Count how many lines have the word "info" in them. Reply with that number by itself.

══ INPUT ROWS

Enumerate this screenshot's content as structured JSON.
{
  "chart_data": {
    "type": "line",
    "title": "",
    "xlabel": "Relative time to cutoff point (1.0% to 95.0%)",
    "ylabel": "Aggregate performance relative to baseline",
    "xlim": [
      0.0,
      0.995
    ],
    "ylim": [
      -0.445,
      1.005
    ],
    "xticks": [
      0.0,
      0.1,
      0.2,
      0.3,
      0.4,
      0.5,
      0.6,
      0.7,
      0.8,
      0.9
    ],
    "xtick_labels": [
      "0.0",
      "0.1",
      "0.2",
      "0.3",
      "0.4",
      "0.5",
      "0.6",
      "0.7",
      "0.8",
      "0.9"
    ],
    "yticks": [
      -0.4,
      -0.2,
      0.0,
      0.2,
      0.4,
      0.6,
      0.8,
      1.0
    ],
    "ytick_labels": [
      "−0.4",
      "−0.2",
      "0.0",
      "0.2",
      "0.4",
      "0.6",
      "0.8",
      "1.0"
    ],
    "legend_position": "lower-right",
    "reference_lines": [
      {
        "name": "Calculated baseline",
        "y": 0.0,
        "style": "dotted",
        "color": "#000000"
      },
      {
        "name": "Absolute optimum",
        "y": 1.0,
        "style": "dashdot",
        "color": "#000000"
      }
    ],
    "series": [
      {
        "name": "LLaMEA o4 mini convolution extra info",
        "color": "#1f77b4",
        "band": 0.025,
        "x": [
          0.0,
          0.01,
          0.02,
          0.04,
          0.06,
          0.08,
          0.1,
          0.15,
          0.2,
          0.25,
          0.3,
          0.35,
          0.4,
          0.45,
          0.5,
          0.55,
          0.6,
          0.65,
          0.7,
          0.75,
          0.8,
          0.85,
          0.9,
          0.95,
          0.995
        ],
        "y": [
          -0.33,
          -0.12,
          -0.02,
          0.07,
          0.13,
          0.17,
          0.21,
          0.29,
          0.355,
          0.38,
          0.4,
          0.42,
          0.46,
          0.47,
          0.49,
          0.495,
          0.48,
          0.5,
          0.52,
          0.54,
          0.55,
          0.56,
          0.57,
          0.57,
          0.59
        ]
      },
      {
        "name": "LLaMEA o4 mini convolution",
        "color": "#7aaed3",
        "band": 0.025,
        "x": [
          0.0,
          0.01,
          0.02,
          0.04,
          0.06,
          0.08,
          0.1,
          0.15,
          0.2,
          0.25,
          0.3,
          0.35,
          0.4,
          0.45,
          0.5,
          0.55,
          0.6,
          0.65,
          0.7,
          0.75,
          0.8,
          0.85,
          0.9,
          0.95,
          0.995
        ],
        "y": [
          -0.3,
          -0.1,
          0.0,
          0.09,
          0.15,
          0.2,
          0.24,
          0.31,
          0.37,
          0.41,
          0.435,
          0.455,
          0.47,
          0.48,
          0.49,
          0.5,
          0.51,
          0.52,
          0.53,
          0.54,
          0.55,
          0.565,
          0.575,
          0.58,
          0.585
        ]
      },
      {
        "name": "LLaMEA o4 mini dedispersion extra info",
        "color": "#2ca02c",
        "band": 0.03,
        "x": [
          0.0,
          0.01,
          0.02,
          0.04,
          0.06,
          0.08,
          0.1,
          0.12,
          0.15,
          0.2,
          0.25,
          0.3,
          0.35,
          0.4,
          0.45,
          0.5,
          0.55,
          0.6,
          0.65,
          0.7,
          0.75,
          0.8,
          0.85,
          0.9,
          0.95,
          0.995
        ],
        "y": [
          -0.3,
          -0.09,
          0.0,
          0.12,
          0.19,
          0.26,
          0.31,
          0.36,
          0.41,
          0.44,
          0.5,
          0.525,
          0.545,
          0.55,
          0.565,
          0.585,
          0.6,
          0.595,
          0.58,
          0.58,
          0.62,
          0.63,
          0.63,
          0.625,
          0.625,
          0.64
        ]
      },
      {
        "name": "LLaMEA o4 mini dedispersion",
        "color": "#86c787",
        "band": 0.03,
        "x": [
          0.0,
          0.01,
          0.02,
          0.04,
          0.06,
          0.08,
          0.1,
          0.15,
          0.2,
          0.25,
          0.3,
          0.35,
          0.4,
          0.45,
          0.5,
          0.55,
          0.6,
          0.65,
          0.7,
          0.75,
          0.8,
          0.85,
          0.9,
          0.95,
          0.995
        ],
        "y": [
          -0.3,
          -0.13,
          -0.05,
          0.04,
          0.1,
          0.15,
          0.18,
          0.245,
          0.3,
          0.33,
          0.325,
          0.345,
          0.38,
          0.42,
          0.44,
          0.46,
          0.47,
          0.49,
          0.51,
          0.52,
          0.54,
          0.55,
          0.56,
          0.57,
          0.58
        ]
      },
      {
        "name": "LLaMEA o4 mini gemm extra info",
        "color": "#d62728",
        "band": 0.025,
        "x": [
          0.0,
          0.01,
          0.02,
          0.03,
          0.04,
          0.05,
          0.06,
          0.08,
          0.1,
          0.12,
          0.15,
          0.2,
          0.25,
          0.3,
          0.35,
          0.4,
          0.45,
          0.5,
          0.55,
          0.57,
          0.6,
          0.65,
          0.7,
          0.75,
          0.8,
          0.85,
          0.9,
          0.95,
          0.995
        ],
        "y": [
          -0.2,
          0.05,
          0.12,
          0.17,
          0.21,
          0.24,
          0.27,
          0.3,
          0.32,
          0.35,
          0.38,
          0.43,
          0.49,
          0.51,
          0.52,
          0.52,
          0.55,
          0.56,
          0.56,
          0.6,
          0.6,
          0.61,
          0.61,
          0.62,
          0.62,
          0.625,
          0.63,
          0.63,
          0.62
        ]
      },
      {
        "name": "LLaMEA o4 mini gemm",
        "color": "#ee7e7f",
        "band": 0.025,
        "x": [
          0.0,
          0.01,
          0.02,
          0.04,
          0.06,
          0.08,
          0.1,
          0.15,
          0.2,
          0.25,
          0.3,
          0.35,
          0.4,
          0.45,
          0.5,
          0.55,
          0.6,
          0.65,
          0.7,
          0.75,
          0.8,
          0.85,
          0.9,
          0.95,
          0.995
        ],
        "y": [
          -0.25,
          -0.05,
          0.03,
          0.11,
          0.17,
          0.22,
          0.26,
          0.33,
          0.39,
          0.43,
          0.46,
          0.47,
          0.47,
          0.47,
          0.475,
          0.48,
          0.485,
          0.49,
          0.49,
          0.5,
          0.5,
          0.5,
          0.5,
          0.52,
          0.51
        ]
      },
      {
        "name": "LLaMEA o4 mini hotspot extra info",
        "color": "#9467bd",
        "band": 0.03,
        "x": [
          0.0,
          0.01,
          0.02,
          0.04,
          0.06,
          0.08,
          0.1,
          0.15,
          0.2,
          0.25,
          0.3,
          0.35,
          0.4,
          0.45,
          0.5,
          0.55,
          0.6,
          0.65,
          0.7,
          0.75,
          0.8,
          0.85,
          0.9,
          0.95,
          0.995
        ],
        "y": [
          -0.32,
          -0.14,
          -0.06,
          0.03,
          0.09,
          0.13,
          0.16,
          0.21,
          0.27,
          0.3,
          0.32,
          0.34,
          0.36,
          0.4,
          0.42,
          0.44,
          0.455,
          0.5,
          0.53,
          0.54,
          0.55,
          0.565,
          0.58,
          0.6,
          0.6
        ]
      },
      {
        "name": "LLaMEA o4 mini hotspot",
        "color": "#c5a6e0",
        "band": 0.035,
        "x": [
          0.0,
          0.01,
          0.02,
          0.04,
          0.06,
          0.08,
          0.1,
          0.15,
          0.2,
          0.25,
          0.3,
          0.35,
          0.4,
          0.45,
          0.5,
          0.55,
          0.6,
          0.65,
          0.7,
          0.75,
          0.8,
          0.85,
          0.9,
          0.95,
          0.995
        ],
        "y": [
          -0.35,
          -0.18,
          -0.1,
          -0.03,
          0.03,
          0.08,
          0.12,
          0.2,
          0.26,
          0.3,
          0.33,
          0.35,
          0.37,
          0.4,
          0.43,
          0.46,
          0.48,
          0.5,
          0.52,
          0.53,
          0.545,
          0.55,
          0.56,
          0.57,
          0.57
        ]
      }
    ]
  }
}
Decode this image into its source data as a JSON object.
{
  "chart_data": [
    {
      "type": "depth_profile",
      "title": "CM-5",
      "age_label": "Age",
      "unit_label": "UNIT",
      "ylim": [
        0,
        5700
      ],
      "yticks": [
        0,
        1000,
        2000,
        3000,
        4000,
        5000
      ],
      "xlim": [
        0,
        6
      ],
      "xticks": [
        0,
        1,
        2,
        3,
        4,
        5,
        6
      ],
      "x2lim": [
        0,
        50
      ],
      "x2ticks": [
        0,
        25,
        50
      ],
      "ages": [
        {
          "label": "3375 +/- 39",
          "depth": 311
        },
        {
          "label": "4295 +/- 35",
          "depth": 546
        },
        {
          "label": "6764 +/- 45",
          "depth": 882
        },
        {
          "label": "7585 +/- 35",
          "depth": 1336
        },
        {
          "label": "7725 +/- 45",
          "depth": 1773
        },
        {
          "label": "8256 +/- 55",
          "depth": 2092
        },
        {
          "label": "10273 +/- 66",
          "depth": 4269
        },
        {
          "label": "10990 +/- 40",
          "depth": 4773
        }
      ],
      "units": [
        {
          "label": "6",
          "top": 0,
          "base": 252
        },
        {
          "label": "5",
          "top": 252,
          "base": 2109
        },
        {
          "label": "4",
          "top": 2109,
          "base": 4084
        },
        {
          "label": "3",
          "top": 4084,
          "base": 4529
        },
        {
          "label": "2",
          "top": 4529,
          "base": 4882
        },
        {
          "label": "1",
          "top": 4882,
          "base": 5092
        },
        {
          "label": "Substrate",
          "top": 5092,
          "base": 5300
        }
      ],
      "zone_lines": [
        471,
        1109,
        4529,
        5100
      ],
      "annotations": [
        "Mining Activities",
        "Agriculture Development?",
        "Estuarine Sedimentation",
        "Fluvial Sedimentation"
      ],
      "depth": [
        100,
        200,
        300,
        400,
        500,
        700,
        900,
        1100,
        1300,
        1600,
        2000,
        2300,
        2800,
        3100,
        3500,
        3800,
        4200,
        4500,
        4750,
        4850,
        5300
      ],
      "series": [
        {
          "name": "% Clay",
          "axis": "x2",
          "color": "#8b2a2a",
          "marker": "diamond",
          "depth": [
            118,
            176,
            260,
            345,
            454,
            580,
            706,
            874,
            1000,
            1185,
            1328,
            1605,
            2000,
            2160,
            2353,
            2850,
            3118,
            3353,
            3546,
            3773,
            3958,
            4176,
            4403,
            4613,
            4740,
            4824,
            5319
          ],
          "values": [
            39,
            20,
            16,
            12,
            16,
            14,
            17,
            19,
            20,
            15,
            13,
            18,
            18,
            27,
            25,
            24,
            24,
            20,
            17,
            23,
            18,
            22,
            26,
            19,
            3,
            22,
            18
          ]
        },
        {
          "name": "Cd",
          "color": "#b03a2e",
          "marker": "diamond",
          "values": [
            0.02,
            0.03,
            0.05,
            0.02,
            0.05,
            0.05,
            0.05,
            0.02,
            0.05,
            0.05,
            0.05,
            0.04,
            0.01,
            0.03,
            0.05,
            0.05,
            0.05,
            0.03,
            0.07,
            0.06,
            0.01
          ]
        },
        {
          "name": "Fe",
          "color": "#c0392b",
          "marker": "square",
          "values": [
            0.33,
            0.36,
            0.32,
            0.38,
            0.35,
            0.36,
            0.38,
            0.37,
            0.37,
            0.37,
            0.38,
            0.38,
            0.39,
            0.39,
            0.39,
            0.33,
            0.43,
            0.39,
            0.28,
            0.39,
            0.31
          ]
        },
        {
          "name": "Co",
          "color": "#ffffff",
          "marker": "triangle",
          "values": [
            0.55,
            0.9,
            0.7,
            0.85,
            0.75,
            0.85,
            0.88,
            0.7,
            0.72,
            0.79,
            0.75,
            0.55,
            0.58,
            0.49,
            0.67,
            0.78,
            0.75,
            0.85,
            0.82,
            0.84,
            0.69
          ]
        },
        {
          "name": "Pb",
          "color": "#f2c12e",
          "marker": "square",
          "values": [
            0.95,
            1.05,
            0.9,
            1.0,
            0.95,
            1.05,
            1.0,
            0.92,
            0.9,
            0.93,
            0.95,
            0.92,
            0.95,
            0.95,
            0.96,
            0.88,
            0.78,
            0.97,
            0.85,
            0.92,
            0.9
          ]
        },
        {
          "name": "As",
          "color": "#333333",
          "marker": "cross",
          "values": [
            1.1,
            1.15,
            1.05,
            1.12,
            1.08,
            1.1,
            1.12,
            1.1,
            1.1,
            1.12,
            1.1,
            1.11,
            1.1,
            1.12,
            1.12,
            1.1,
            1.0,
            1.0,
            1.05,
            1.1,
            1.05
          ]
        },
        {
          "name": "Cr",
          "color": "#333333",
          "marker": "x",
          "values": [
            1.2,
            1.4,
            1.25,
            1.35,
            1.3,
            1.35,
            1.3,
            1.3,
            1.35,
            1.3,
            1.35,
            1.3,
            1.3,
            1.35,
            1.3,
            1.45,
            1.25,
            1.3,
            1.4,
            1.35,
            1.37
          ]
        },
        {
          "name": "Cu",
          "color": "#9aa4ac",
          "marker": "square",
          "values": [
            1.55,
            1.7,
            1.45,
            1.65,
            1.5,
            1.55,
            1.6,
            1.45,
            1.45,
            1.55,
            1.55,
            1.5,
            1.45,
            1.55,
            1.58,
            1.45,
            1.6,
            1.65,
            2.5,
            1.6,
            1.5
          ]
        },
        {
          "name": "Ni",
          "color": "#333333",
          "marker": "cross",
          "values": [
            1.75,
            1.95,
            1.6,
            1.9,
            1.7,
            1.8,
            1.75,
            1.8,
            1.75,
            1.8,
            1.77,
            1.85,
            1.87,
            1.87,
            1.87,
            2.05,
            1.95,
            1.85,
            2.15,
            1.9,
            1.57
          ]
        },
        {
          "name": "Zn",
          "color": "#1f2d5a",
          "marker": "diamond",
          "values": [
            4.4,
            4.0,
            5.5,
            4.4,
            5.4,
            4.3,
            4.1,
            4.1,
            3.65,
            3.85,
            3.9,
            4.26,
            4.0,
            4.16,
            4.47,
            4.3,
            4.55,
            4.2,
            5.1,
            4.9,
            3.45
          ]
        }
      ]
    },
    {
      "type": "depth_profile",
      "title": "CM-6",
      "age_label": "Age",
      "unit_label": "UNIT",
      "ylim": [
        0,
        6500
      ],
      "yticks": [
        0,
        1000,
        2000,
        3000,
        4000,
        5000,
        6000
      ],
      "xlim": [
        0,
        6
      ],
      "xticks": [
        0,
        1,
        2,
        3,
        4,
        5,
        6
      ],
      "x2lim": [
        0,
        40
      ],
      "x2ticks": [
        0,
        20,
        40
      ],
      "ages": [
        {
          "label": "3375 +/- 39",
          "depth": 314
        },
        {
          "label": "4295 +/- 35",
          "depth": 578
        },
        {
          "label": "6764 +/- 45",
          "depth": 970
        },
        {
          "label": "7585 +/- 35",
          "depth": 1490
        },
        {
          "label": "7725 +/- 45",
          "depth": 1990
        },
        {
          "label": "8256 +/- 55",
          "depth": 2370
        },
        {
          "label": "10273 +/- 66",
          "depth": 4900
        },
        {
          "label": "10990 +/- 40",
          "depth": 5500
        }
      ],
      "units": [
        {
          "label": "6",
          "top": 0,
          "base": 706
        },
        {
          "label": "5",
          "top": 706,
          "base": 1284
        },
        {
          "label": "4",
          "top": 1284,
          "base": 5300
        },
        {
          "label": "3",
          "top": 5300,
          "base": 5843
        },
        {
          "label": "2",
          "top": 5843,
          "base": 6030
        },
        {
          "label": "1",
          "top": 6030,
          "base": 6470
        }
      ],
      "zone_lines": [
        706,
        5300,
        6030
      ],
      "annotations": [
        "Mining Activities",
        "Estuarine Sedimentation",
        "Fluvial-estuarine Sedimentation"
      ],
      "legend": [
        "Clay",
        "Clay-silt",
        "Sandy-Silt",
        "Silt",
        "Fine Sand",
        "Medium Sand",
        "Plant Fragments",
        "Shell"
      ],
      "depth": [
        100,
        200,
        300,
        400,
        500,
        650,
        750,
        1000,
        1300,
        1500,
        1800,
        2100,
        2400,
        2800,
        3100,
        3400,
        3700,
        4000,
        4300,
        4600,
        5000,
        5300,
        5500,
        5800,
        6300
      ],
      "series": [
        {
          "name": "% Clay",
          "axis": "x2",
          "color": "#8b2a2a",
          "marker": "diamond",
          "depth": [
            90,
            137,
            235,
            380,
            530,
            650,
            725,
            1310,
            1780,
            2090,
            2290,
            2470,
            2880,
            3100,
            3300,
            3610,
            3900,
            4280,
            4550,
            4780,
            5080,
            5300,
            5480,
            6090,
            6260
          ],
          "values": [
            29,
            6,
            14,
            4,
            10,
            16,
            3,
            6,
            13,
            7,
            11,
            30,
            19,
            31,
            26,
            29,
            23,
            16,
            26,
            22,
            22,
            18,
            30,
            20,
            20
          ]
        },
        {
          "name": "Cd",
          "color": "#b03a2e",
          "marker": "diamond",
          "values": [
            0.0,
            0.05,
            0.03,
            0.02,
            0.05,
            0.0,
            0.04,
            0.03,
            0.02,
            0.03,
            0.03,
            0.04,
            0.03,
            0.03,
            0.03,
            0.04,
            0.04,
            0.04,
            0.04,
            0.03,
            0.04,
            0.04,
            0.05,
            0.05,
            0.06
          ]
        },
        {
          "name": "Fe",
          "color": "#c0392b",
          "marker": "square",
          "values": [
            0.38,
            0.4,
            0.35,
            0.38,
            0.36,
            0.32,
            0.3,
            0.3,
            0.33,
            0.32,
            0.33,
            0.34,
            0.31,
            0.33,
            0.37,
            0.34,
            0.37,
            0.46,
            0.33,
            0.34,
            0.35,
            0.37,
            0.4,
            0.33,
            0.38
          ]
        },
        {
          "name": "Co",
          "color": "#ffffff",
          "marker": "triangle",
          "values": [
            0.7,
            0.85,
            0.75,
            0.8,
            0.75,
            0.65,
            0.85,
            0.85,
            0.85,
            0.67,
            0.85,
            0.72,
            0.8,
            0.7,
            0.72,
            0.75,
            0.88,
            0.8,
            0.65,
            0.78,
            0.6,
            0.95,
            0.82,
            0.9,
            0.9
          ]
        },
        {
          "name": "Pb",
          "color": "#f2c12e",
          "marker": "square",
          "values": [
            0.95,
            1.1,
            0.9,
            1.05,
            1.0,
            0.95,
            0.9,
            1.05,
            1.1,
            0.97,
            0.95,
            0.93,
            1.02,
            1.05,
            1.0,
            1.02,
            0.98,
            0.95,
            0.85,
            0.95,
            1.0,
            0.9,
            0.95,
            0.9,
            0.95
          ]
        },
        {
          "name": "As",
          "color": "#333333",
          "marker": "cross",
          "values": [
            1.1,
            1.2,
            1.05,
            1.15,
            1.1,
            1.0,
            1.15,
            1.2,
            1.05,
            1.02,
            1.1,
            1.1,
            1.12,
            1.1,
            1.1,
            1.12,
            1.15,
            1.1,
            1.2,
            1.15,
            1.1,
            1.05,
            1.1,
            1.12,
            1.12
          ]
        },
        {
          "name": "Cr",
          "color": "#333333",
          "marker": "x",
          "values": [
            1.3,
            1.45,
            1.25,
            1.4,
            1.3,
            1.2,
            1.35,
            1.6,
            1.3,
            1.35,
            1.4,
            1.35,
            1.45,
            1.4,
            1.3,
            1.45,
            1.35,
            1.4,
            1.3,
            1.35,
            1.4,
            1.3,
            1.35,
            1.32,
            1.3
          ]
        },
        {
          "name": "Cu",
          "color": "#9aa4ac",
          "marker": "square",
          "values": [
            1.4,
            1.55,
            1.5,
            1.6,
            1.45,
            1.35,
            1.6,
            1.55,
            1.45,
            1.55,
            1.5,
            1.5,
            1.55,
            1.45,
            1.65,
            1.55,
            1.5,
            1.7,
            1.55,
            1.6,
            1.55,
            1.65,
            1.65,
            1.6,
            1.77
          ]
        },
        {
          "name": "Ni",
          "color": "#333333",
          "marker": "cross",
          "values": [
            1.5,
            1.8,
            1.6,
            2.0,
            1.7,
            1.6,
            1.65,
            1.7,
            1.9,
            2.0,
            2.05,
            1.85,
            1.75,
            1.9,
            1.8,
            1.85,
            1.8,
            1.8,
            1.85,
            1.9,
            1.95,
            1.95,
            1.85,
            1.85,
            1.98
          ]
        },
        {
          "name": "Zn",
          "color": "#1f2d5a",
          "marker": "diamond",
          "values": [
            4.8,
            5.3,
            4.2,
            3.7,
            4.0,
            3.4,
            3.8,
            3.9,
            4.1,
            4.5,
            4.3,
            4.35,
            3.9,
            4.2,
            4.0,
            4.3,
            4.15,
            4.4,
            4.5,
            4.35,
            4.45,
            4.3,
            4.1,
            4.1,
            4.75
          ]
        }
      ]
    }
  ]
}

════

# COMPLETED EXERCISE
4